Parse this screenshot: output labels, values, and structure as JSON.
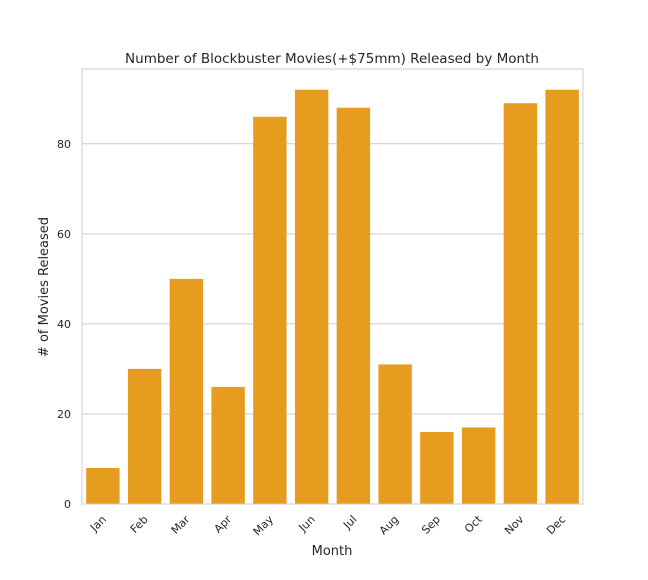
{
  "chart_data": {
    "type": "bar",
    "title": "Number of Blockbuster Movies(+$75mm) Released by Month",
    "xlabel": "Month",
    "ylabel": "# of Movies Released",
    "categories": [
      "Jan",
      "Feb",
      "Mar",
      "Apr",
      "May",
      "Jun",
      "Jul",
      "Aug",
      "Sep",
      "Oct",
      "Nov",
      "Dec"
    ],
    "values": [
      8,
      30,
      50,
      26,
      86,
      92,
      88,
      31,
      16,
      17,
      89,
      92
    ],
    "yticks": [
      0,
      20,
      40,
      60,
      80
    ],
    "ylim": [
      0,
      96.6
    ],
    "grid": "horizontal",
    "bar_color": "#e59c1f",
    "grid_color": "#cccccc",
    "axis_color": "#cccccc"
  }
}
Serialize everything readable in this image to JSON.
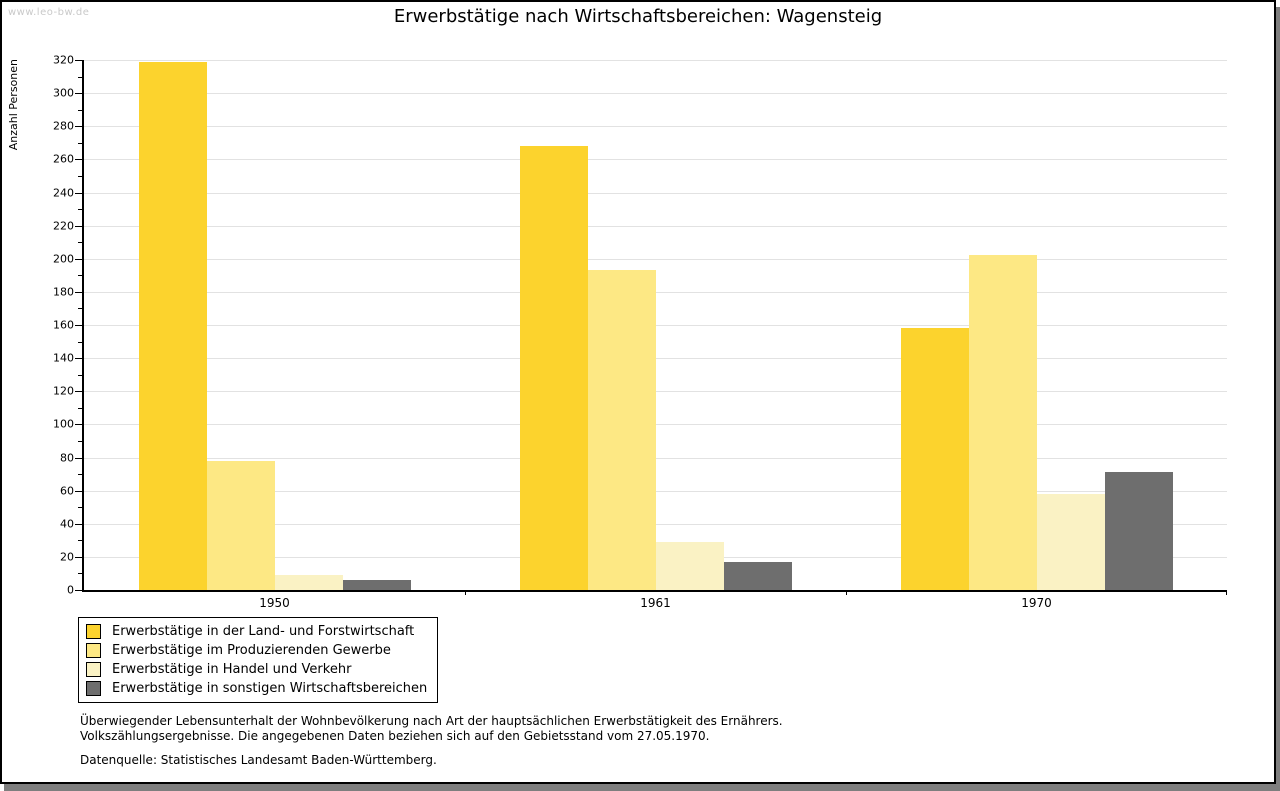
{
  "watermark": "www.leo-bw.de",
  "title": "Erwerbstätige nach Wirtschaftsbereichen: Wagensteig",
  "chart_data": {
    "type": "bar",
    "grouped": true,
    "title": "Erwerbstätige nach Wirtschaftsbereichen: Wagensteig",
    "categories": [
      "1950",
      "1961",
      "1970"
    ],
    "series": [
      {
        "name": "Erwerbstätige in der Land- und Forstwirtschaft",
        "color": "#FCD32D",
        "values": [
          319,
          268,
          158
        ]
      },
      {
        "name": "Erwerbstätige im Produzierenden Gewerbe",
        "color": "#FDE884",
        "values": [
          78,
          193,
          202
        ]
      },
      {
        "name": "Erwerbstätige in Handel und Verkehr",
        "color": "#FAF2C4",
        "values": [
          9,
          29,
          58
        ]
      },
      {
        "name": "Erwerbstätige in sonstigen Wirtschaftsbereichen",
        "color": "#6E6E6E",
        "values": [
          6,
          17,
          71
        ]
      }
    ],
    "xlabel": "",
    "ylabel": "Anzahl Personen",
    "ylim": [
      0,
      320
    ],
    "ytick_major_step": 20,
    "ytick_minor_step": 10,
    "grid": true,
    "legend_position": "below-left"
  },
  "footnotes": [
    "Überwiegender Lebensunterhalt der Wohnbevölkerung nach Art der hauptsächlichen Erwerbstätigkeit des Ernährers.",
    "Volkszählungsergebnisse. Die angegebenen Daten beziehen sich auf den Gebietsstand vom 27.05.1970."
  ],
  "datasource": "Datenquelle: Statistisches Landesamt Baden-Württemberg.",
  "colors": {
    "axis": "#000000",
    "gridline": "#E2E2E2",
    "watermark": "#C9C9C9",
    "shadow": "#7E7E7E",
    "background": "#FFFFFF"
  }
}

-=-=-

#### [Problem]
The lines to copy run from the line containing "Serialize everything readable" through the end of the data above; copy exactly those, minus the pictures.

#### [Completed exercise]
Serialize everything readable in this image to JSON.
{
  "watermark": "www.leo-bw.de",
  "title": "Erwerbstätige nach Wirtschaftsbereichen: Wagensteig",
  "chart_data": {
    "type": "bar",
    "grouped": true,
    "title": "Erwerbstätige nach Wirtschaftsbereichen: Wagensteig",
    "categories": [
      "1950",
      "1961",
      "1970"
    ],
    "series": [
      {
        "name": "Erwerbstätige in der Land- und Forstwirtschaft",
        "color": "#FCD32D",
        "values": [
          319,
          268,
          158
        ]
      },
      {
        "name": "Erwerbstätige im Produzierenden Gewerbe",
        "color": "#FDE884",
        "values": [
          78,
          193,
          202
        ]
      },
      {
        "name": "Erwerbstätige in Handel und Verkehr",
        "color": "#FAF2C4",
        "values": [
          9,
          29,
          58
        ]
      },
      {
        "name": "Erwerbstätige in sonstigen Wirtschaftsbereichen",
        "color": "#6E6E6E",
        "values": [
          6,
          17,
          71
        ]
      }
    ],
    "xlabel": "",
    "ylabel": "Anzahl Personen",
    "ylim": [
      0,
      320
    ],
    "ytick_major_step": 20,
    "ytick_minor_step": 10,
    "grid": true,
    "legend_position": "below-left"
  },
  "footnotes": [
    "Überwiegender Lebensunterhalt der Wohnbevölkerung nach Art der hauptsächlichen Erwerbstätigkeit des Ernährers.",
    "Volkszählungsergebnisse. Die angegebenen Daten beziehen sich auf den Gebietsstand vom 27.05.1970."
  ],
  "datasource": "Datenquelle: Statistisches Landesamt Baden-Württemberg.",
  "colors": {
    "axis": "#000000",
    "gridline": "#E2E2E2",
    "watermark": "#C9C9C9",
    "shadow": "#7E7E7E",
    "background": "#FFFFFF"
  }
}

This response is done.